## Task goal
Return the count of lines with the string "玄真金程漂流" in them, and nothing else.

## Records provided
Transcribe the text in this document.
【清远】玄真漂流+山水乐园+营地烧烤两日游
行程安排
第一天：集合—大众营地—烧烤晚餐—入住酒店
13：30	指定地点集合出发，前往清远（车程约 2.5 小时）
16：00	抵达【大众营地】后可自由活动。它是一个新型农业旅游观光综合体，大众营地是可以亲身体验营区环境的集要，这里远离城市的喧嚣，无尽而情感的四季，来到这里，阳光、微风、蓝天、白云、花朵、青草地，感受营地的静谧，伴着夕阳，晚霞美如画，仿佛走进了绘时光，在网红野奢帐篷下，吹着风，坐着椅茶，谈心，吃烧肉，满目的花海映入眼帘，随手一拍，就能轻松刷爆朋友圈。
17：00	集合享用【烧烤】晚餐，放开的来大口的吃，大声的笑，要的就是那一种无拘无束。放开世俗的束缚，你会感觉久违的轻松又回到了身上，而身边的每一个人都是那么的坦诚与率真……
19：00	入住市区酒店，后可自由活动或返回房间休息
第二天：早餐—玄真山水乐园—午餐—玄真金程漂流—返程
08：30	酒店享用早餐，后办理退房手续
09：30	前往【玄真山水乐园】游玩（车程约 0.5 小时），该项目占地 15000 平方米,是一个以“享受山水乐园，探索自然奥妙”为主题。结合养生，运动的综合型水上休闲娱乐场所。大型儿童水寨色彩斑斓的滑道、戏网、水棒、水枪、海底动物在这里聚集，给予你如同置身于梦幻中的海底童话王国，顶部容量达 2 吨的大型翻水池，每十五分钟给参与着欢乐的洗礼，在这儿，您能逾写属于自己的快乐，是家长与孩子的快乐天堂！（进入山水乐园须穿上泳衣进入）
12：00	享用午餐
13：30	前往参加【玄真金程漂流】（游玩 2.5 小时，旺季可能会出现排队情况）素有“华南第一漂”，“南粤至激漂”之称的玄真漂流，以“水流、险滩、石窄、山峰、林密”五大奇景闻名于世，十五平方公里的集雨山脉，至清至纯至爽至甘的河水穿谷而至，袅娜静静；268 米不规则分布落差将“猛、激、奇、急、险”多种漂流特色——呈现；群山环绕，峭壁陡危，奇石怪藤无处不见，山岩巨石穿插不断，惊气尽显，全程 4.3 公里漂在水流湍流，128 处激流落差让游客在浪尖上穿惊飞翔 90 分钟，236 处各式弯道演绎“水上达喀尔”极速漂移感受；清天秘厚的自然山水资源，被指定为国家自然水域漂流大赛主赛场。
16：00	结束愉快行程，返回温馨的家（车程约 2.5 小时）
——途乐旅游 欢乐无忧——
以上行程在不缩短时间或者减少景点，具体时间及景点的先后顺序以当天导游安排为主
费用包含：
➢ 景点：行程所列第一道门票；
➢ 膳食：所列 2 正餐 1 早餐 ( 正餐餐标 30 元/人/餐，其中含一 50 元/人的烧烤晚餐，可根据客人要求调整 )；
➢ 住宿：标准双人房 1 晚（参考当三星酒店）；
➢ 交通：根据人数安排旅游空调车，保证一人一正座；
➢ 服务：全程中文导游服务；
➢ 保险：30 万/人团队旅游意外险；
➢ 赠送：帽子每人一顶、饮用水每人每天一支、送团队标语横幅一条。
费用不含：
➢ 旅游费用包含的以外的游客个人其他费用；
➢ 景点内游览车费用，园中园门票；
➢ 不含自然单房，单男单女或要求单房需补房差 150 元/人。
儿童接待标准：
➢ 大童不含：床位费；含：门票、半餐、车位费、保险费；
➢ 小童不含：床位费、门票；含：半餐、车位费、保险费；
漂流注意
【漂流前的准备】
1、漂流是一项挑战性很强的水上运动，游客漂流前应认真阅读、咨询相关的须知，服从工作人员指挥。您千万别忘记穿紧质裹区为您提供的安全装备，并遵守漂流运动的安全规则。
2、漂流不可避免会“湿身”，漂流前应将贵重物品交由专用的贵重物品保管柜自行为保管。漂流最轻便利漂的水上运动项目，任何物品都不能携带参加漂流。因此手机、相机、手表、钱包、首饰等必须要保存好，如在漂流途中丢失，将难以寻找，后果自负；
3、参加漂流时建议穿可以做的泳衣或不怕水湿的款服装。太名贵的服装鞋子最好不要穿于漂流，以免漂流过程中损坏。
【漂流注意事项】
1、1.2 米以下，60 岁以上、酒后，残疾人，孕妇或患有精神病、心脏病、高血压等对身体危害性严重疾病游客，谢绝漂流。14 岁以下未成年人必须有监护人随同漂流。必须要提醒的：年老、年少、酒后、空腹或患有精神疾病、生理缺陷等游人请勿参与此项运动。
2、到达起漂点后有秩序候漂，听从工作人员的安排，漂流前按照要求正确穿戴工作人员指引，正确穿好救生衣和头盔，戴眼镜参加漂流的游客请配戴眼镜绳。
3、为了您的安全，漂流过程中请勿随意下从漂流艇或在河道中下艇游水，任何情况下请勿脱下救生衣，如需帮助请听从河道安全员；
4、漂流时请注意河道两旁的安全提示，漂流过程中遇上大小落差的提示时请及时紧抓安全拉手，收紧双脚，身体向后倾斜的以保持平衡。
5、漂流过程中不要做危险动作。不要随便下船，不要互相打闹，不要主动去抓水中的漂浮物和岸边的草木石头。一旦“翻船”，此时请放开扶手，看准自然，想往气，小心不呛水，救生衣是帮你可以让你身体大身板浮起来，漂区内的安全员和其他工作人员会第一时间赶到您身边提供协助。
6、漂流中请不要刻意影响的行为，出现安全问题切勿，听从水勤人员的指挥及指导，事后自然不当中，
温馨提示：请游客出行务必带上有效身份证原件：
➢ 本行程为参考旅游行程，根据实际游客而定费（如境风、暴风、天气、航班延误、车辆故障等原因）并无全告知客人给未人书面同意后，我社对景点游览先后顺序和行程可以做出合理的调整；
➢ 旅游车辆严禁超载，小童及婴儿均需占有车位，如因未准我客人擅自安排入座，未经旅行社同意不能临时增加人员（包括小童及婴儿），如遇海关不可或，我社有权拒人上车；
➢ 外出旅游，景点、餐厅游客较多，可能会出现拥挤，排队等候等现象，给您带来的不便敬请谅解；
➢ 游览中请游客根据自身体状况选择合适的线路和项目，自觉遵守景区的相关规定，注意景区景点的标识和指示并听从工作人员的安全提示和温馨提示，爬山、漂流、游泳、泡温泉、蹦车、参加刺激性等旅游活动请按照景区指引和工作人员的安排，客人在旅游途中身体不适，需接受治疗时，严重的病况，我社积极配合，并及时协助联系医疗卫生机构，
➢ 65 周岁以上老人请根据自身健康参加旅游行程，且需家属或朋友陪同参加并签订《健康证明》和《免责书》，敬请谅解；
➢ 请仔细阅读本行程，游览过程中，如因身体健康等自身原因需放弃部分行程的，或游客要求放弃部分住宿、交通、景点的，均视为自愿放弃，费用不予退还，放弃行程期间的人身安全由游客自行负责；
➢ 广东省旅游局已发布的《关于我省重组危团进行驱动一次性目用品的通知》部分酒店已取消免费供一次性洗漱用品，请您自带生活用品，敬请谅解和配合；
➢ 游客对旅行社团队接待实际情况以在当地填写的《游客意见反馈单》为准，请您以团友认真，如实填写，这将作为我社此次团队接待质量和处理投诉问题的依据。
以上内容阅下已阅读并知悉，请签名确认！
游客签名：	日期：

## Response
2